Collect every line below that contains the word "candlestick".

───

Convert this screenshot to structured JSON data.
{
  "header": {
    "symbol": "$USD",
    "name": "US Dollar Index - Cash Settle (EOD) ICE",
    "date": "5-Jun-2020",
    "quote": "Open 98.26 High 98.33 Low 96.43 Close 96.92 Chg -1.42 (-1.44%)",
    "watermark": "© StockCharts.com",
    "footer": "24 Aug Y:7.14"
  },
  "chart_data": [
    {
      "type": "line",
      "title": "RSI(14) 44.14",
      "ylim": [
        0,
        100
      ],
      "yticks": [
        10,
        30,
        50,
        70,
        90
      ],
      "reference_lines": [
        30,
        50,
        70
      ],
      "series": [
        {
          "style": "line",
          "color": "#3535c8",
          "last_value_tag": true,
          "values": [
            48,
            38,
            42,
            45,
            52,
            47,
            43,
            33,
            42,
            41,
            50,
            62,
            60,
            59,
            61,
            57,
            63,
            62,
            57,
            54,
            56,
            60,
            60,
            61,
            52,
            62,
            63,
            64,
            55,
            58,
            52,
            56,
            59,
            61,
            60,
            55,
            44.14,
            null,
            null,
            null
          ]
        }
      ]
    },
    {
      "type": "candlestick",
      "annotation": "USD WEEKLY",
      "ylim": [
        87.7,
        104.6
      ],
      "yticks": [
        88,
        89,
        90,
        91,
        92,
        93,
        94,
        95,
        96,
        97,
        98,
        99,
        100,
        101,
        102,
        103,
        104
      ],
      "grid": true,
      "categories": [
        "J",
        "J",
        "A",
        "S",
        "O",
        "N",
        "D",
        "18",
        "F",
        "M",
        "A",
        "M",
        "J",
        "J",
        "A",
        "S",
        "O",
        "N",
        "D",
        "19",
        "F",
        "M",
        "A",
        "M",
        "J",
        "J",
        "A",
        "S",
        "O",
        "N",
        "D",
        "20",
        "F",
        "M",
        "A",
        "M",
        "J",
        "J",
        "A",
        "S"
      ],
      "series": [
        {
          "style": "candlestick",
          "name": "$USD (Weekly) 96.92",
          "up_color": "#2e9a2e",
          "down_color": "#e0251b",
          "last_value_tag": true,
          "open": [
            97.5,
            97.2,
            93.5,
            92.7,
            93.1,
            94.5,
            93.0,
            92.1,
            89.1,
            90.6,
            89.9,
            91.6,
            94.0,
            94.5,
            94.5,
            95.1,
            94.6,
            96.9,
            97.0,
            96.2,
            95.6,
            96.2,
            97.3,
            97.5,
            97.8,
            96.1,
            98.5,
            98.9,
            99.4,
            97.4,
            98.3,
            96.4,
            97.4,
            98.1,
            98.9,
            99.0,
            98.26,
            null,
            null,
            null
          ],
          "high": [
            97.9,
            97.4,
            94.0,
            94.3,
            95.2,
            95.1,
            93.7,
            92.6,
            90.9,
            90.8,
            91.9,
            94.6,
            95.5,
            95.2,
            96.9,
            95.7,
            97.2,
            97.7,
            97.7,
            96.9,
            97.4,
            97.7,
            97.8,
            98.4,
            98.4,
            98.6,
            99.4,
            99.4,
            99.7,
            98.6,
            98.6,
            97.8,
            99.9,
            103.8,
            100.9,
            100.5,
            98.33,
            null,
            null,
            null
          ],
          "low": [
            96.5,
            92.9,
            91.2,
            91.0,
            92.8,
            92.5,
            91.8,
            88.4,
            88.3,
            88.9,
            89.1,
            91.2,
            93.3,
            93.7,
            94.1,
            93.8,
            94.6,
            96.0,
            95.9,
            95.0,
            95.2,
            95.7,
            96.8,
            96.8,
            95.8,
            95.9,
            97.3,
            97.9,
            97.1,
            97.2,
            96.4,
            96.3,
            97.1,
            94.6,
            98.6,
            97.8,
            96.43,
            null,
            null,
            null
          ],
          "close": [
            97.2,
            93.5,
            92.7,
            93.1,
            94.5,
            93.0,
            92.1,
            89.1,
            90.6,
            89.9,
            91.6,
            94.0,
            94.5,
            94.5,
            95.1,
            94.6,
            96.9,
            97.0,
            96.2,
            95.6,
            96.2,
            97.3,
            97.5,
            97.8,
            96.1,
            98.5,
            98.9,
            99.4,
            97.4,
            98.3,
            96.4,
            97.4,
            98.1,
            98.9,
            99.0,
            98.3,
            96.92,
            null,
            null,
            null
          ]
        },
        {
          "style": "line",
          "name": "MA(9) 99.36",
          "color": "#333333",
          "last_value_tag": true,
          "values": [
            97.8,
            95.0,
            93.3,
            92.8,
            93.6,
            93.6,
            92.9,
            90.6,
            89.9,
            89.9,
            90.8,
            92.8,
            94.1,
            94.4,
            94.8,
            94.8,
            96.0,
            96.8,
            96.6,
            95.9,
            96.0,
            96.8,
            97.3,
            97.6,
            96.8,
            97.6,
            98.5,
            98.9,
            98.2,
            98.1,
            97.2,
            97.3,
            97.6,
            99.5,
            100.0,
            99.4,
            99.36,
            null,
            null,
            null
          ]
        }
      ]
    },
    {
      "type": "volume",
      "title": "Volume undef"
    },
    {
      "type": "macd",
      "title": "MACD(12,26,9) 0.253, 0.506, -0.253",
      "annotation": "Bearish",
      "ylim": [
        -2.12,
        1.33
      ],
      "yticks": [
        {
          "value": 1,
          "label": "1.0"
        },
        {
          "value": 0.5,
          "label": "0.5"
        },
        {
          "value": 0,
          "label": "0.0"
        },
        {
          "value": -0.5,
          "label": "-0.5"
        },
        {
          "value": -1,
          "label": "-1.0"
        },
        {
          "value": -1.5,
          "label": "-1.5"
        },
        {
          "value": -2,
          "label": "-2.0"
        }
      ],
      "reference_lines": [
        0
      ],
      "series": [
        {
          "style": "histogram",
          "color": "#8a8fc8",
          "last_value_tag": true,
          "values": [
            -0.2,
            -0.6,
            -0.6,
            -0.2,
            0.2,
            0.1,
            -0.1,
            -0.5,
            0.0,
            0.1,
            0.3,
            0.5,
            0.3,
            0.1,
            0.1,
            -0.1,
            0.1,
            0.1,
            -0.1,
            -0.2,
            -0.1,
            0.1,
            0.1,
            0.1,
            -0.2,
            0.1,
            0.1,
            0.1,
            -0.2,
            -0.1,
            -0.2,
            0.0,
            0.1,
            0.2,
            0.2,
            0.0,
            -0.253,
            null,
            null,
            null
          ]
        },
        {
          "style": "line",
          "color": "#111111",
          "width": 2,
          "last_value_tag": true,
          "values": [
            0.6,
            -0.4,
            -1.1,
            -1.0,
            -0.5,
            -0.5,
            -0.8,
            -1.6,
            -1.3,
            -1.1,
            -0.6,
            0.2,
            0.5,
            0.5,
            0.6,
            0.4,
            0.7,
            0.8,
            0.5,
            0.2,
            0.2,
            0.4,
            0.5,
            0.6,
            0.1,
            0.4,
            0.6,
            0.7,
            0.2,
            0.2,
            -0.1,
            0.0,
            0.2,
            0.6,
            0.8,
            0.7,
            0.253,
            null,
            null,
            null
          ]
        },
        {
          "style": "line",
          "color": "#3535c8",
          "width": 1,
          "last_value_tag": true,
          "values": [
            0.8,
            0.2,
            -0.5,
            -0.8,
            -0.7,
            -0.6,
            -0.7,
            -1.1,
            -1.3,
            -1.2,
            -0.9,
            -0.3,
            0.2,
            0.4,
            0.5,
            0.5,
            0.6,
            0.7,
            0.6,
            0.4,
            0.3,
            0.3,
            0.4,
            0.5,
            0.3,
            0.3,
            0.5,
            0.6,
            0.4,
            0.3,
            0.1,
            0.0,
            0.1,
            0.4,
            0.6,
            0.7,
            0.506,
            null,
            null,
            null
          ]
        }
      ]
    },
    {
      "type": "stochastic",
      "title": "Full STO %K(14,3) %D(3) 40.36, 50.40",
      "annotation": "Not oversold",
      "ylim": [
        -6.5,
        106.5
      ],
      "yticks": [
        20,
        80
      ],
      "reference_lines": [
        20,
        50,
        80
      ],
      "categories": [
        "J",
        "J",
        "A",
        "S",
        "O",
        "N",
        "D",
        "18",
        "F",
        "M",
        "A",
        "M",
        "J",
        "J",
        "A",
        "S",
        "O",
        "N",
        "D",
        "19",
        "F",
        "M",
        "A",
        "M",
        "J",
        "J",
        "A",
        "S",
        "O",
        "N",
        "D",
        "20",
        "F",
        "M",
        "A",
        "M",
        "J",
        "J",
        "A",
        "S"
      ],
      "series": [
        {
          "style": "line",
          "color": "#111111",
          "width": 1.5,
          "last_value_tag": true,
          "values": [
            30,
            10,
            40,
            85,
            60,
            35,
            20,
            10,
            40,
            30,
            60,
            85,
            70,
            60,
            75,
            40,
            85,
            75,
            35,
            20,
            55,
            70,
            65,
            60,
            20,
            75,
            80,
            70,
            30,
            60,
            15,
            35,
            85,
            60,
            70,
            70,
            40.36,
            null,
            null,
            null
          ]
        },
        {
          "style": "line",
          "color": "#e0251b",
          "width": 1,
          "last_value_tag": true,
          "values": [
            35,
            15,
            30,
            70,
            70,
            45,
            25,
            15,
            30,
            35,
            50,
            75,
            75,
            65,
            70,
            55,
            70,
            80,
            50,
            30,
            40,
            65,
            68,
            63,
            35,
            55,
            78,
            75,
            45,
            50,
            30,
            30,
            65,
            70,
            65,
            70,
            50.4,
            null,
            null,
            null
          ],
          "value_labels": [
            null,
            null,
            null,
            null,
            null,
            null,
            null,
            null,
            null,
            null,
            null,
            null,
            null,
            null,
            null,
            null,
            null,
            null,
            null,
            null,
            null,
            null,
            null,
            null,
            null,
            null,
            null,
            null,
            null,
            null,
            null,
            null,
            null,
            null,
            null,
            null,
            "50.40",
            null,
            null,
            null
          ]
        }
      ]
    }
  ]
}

───

EXERCISE SOLUTION -
      "type": "candlestick",
          "style": "candlestick",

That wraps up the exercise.